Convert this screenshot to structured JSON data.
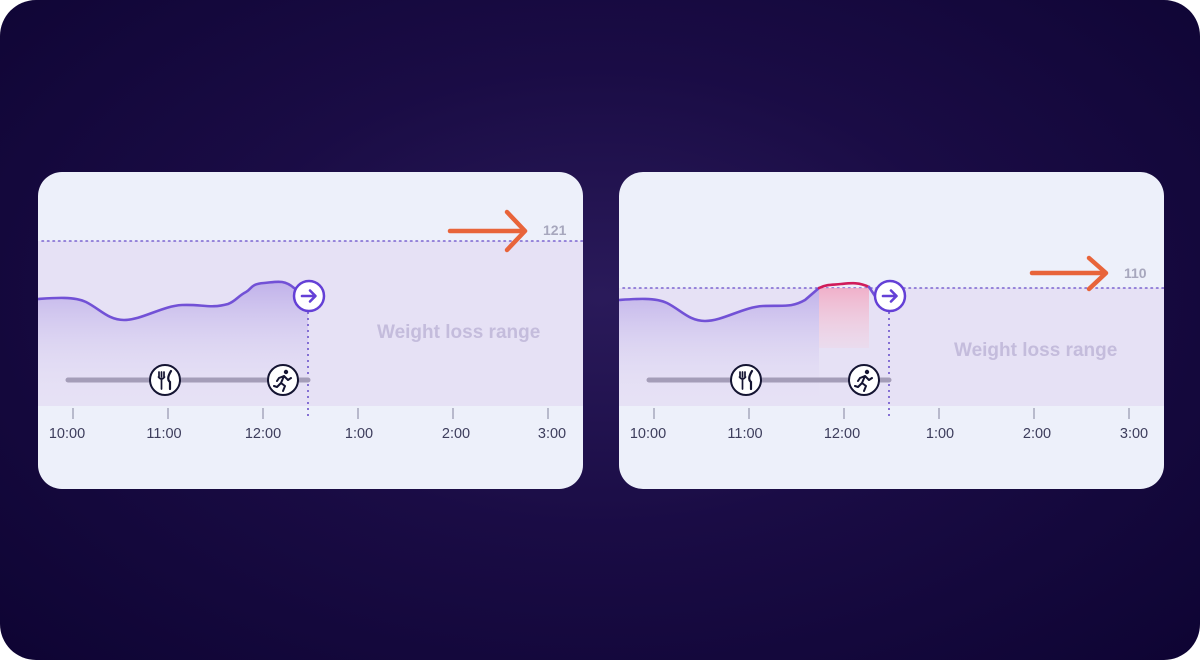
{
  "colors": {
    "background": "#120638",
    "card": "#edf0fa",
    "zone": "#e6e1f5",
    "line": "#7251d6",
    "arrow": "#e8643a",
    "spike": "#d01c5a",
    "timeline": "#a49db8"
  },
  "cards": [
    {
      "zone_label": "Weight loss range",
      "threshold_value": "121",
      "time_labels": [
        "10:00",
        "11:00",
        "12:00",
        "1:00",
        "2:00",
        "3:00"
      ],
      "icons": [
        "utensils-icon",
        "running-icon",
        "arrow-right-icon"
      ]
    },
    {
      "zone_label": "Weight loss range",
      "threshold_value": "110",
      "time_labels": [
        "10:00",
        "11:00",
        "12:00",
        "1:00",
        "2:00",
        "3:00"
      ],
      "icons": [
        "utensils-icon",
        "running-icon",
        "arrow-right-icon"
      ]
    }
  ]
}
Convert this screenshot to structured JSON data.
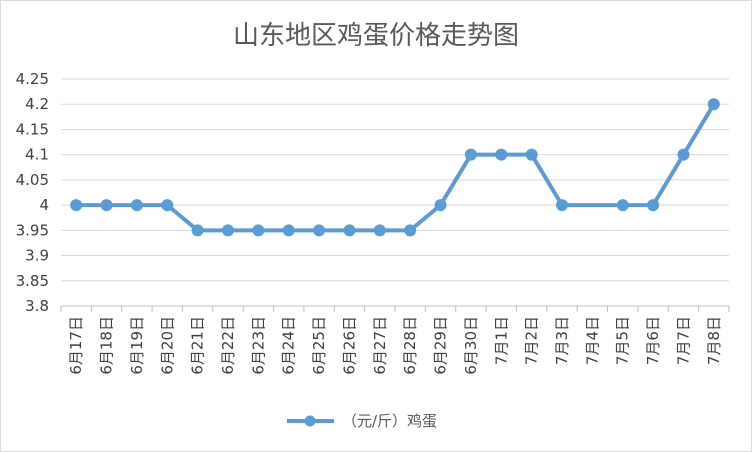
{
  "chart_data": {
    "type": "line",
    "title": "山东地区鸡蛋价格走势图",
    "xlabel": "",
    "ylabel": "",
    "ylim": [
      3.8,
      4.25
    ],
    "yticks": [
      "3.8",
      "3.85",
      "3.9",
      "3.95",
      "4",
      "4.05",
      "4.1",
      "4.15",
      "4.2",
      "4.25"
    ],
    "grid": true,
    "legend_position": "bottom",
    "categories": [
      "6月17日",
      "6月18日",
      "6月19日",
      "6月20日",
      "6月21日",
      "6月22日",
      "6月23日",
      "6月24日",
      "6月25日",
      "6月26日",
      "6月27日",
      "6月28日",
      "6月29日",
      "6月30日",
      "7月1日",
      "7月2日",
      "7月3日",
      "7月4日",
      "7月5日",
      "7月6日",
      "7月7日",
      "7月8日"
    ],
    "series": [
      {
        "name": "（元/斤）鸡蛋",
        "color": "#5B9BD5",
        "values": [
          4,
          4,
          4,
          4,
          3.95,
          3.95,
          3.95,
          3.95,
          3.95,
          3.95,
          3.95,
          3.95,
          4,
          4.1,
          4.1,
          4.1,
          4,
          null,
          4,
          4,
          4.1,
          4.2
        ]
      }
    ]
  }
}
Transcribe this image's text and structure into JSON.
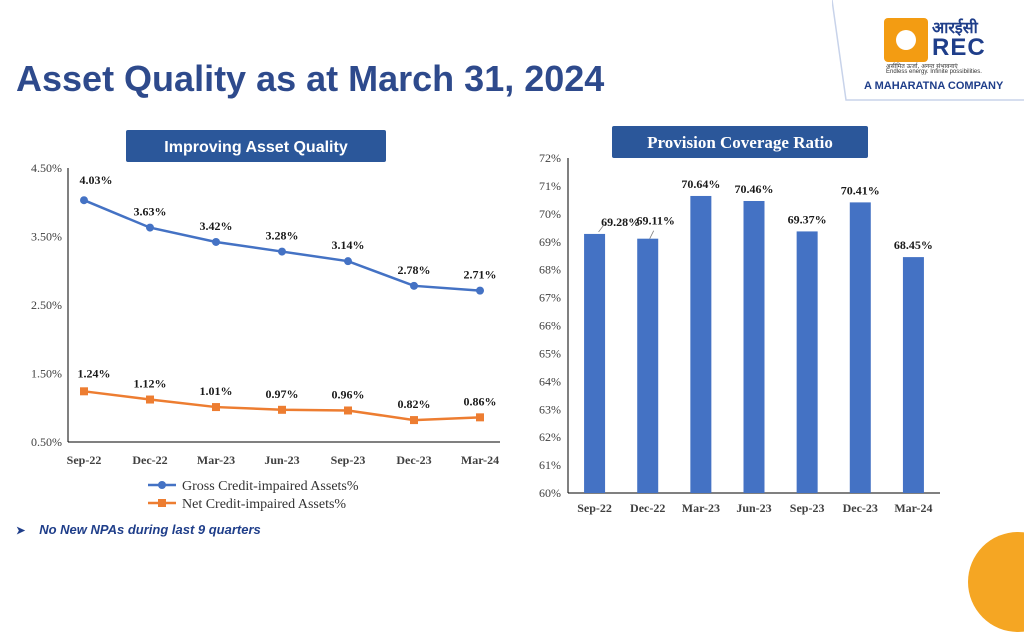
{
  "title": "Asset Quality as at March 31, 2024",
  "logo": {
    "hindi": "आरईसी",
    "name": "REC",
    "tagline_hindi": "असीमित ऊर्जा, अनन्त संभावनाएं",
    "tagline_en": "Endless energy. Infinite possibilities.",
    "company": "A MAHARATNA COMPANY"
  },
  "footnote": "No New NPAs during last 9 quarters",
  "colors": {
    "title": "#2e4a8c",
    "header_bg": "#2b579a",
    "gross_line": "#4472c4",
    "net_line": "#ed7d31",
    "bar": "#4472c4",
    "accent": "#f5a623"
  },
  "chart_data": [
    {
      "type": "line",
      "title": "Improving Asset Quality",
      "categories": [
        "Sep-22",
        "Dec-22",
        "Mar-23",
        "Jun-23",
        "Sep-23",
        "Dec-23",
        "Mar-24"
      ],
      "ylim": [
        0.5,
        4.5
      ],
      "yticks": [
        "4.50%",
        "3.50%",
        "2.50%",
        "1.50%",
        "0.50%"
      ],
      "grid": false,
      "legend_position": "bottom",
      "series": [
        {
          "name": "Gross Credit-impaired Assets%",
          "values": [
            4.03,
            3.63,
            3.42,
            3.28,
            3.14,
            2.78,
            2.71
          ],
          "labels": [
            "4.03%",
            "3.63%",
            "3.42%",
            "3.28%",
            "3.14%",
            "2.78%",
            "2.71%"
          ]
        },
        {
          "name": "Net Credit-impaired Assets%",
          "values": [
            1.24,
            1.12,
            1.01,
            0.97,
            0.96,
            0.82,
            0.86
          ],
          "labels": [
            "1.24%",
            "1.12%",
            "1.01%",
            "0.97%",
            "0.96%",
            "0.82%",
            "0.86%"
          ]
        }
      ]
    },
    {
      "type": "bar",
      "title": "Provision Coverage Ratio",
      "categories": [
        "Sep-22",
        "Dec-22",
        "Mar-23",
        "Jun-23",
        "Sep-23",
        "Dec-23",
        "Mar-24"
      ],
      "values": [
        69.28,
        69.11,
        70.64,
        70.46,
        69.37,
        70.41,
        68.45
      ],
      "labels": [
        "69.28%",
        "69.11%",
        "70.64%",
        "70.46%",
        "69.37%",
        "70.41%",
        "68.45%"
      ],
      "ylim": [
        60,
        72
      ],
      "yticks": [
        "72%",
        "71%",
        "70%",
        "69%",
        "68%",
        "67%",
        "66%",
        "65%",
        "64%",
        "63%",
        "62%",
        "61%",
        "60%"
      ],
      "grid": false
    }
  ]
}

* * *

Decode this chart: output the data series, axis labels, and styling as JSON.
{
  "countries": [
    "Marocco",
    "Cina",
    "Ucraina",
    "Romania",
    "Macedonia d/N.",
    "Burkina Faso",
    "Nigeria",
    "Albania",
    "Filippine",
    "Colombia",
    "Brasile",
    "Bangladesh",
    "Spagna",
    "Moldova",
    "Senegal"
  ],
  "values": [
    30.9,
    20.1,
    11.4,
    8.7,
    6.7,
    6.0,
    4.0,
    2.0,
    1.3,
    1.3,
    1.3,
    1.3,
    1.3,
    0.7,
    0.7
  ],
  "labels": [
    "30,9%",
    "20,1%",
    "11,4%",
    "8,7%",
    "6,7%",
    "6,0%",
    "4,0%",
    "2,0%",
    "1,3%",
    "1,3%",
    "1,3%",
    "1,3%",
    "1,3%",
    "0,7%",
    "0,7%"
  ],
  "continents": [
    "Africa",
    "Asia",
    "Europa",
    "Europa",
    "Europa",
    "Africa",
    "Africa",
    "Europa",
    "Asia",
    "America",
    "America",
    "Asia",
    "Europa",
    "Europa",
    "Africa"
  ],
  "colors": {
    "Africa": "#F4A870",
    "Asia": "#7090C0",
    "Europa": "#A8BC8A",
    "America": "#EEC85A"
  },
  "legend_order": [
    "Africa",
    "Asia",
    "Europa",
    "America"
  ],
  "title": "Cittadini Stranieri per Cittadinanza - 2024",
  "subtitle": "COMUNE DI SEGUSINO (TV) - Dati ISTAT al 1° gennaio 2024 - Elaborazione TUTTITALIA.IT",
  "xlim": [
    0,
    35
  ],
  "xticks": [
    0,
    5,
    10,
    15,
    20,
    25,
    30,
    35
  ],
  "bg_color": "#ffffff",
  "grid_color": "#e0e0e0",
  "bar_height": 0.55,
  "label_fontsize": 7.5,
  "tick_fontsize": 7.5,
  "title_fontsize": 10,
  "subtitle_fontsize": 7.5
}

What you are asked to do - Using the records above, gather all lines where the string "name" is present.

Completed task -
        "name": "（元/斤）鸡蛋",
    "name": "REC",
          "name": "Gross Credit-impaired Assets%",
          "name": "Net Credit-impaired Assets%",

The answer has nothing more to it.